— Given request —
Find every line in the records that holds the string "name". Copy each one.

— Exercise data —
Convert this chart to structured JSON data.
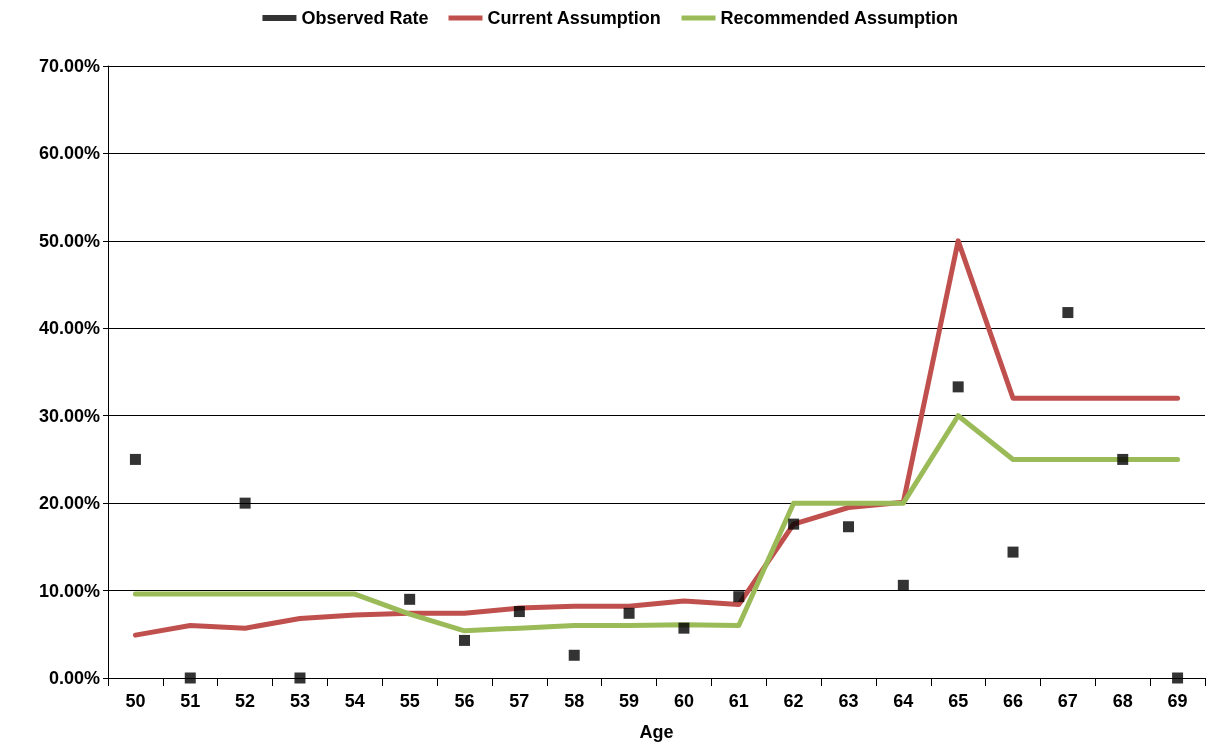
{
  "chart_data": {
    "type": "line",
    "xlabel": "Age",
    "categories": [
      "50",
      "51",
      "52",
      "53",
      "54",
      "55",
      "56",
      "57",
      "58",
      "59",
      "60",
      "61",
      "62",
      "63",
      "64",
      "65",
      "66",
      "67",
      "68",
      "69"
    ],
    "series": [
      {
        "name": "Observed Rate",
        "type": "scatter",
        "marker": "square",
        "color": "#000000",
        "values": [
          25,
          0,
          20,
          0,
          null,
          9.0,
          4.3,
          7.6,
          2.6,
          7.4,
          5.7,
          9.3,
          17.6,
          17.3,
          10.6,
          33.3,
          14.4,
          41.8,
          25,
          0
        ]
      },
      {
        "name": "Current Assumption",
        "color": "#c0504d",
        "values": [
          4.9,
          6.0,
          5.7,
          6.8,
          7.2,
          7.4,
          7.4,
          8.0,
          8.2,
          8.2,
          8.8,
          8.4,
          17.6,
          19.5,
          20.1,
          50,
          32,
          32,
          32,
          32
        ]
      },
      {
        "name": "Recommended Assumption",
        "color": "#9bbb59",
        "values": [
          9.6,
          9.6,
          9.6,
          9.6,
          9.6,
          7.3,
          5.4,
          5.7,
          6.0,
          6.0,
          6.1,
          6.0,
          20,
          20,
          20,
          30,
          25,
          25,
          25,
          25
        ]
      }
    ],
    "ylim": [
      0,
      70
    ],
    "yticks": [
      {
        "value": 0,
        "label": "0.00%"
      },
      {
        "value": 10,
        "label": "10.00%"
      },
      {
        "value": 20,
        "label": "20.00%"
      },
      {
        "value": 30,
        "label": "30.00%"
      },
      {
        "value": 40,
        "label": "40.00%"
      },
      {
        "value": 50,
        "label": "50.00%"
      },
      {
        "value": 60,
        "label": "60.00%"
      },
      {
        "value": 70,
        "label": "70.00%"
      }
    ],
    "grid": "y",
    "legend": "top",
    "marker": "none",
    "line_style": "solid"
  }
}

— Task answer —
        "name": "Observed Rate",
        "name": "Current Assumption",
        "name": "Recommended Assumption",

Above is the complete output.